Source material:

## BEGIN

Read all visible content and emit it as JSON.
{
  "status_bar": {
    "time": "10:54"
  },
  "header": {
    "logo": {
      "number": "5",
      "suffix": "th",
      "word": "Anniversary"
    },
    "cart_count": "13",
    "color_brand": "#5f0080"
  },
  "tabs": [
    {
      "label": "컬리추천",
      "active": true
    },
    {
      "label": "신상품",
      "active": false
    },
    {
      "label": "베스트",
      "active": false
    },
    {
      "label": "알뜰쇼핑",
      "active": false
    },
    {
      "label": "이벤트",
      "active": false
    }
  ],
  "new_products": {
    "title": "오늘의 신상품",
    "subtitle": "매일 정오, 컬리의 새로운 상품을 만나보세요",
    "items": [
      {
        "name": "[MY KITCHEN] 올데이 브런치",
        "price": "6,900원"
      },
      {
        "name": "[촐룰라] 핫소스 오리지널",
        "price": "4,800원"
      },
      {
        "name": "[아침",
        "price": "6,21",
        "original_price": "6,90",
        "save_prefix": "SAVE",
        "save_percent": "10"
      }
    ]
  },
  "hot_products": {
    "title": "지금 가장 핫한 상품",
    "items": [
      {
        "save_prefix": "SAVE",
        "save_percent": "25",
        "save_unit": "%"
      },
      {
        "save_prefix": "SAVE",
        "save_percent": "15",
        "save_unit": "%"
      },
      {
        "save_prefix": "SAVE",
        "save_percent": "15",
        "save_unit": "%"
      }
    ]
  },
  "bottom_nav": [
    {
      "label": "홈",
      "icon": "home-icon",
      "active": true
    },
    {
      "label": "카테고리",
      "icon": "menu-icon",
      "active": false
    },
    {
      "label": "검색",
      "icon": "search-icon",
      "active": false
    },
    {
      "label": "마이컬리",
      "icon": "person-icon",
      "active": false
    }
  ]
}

## END

Check each line of the records for "label" and copy the ones that contain it.

Output for this task:
      "label": "컬리추천",
      "label": "신상품",
      "label": "베스트",
      "label": "알뜰쇼핑",
      "label": "이벤트",
      "label": "홈",
      "label": "카테고리",
      "label": "검색",
      "label": "마이컬리",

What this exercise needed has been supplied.